--- START ---
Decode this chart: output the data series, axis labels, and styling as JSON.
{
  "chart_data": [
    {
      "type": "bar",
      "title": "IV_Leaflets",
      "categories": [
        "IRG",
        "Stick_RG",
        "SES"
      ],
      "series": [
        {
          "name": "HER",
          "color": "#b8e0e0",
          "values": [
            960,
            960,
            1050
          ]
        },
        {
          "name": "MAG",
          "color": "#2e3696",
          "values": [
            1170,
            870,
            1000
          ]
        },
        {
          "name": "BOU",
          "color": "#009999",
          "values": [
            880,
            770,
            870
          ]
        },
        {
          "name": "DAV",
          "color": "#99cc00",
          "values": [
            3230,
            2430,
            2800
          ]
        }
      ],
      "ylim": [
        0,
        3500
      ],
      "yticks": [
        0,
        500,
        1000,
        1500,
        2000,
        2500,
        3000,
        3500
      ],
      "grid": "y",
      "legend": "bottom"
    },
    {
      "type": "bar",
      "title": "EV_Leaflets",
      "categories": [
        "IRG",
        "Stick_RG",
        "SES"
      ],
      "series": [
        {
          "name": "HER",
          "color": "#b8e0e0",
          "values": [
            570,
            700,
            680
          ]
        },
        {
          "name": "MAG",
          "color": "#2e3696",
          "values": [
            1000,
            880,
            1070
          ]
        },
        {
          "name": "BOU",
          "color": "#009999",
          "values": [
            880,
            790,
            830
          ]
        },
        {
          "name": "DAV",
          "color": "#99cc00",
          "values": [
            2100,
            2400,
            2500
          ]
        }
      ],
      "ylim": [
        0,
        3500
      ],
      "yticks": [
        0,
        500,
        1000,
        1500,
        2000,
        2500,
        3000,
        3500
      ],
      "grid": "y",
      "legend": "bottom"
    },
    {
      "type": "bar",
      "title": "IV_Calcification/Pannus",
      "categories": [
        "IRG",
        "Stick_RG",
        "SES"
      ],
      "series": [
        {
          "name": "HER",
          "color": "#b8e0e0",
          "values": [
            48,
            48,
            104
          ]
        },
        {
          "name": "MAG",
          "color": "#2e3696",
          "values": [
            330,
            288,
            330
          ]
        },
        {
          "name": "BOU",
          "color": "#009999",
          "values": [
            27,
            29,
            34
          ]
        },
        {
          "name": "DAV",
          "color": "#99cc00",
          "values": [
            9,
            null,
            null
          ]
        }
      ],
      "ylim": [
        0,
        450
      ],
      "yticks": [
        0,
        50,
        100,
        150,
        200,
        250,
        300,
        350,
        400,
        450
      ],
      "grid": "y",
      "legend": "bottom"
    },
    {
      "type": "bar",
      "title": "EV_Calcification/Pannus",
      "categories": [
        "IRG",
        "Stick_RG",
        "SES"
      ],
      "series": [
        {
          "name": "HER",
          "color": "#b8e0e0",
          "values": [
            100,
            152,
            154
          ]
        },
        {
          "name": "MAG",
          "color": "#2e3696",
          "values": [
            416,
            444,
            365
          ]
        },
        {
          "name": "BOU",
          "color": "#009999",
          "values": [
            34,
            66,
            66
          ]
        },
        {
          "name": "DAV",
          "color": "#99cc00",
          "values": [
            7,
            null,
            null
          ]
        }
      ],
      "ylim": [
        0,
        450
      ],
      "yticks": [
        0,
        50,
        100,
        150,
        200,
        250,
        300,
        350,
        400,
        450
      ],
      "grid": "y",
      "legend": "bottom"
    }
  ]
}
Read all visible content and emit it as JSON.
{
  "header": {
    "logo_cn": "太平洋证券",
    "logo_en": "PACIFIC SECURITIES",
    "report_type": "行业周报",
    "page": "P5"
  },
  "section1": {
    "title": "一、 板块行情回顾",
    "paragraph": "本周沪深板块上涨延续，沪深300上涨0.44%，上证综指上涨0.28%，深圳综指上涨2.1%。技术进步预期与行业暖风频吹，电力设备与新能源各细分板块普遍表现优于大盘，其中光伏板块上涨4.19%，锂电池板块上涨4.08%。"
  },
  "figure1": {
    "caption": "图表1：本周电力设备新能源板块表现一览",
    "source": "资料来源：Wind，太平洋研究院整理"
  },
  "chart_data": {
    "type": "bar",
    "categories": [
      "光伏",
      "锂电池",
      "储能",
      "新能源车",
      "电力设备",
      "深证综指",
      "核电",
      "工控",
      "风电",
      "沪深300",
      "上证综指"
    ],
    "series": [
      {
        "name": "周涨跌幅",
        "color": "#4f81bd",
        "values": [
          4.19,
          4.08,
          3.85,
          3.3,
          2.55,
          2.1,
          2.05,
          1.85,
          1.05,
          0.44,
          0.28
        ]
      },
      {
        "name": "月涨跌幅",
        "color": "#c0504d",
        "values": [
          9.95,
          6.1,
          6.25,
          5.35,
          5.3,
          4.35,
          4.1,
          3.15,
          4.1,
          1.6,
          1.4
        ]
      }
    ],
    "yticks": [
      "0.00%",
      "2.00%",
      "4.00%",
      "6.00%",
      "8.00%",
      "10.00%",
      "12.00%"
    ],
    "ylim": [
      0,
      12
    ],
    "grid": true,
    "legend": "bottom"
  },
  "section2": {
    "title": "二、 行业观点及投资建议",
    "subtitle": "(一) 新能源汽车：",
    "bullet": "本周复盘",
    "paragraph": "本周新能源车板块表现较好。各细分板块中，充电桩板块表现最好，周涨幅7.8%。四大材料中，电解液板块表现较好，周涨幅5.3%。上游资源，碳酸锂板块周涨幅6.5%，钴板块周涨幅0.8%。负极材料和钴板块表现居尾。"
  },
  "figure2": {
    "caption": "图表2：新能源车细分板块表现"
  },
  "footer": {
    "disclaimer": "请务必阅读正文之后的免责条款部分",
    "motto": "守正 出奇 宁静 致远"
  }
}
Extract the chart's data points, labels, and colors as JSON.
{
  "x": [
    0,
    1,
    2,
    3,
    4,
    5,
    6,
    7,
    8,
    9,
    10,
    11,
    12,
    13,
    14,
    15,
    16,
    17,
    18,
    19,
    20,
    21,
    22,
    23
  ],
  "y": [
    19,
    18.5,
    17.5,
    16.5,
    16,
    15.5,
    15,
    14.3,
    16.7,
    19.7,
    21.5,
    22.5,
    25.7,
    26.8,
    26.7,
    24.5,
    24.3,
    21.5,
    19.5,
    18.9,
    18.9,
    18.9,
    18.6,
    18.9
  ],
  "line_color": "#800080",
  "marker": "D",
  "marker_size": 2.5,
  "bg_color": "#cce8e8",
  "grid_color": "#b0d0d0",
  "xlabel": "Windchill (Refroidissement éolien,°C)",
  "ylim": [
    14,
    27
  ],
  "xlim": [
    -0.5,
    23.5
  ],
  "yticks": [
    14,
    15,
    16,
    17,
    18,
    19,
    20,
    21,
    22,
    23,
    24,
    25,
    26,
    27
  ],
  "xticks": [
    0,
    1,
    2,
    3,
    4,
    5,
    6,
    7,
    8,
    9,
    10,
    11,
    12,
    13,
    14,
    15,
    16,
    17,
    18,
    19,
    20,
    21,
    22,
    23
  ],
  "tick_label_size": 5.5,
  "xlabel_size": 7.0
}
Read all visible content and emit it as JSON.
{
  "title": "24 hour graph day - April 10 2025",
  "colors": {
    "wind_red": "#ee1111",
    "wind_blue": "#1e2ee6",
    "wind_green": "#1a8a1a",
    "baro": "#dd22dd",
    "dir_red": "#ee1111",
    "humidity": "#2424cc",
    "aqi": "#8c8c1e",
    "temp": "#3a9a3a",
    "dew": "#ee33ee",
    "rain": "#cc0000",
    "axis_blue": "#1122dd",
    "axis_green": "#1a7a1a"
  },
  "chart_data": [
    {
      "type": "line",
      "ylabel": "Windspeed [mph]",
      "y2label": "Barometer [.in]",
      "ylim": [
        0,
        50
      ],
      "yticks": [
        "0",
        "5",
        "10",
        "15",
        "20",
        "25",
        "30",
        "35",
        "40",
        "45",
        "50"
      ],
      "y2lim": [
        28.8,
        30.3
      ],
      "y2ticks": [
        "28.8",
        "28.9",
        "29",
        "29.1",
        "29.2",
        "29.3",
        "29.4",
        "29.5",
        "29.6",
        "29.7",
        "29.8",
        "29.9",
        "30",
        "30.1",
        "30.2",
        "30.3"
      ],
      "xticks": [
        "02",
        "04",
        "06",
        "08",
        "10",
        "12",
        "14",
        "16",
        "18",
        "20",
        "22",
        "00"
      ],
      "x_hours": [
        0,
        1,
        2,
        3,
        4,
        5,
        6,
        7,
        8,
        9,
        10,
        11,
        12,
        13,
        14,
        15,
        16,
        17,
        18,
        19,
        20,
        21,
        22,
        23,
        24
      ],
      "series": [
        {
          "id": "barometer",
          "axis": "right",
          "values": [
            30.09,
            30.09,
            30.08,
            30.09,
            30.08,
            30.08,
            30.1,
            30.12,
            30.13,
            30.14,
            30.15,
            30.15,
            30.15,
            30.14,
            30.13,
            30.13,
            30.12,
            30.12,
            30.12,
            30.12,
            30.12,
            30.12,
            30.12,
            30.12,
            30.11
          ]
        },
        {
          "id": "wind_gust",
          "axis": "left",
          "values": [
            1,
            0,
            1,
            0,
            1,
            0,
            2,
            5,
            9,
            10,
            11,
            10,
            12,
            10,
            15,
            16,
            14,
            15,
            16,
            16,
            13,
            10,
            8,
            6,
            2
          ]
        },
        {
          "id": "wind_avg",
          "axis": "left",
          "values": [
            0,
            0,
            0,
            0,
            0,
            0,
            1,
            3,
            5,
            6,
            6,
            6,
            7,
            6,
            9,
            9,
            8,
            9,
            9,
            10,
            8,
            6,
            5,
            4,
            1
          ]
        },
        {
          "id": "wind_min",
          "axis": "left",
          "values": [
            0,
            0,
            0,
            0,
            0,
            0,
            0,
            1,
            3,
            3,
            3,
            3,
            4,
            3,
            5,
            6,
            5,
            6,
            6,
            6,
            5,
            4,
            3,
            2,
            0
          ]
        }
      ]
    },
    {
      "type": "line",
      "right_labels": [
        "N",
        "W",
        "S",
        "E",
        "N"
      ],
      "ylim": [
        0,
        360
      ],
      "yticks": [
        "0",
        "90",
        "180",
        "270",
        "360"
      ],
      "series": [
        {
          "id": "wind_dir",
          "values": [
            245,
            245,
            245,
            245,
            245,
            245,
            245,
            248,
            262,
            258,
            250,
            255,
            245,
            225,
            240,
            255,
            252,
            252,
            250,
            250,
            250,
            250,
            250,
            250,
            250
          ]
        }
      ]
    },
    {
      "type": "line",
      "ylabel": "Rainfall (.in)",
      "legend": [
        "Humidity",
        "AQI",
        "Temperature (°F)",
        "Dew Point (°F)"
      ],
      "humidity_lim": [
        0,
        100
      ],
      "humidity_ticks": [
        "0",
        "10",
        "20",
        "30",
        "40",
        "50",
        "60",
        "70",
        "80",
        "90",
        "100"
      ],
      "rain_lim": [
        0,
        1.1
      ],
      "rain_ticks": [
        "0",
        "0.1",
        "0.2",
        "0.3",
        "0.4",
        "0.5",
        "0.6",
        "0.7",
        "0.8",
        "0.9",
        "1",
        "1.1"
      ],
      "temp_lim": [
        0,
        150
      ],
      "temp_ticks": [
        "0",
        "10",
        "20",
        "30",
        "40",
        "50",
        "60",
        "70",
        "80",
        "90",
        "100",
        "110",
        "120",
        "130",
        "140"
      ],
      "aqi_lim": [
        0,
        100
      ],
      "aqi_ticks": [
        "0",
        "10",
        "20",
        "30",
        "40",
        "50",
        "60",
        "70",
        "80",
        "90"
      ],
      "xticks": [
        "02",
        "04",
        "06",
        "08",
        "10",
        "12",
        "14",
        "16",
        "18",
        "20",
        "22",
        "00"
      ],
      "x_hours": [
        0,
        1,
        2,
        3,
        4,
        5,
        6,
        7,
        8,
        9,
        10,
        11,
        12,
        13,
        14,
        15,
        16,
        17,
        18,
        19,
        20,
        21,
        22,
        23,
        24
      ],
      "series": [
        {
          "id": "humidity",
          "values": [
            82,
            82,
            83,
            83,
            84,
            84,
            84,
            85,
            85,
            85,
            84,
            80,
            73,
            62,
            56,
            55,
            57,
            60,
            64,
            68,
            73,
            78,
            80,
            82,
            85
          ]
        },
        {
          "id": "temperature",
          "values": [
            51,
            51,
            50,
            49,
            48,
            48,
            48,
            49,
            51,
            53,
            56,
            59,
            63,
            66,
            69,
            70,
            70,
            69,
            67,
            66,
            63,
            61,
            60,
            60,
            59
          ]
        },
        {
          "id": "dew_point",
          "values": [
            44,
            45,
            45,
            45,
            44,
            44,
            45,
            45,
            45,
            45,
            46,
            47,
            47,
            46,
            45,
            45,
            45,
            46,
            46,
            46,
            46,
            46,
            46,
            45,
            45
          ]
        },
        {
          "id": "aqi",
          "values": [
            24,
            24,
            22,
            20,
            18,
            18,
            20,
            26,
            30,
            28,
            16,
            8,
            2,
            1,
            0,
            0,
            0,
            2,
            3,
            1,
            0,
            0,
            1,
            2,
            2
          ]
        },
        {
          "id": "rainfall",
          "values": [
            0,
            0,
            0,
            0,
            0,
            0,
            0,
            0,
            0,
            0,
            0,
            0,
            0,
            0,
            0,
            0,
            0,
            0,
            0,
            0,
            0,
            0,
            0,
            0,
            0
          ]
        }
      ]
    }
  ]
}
--- END ---
= DO THIS =
Where a line in the entries holds the word "ylabel", copy that line.

= SOLUTION TO THIS EXERCISE =
      "ylabel": "Windspeed [mph]",
      "ylabel": "Rainfall (.in)",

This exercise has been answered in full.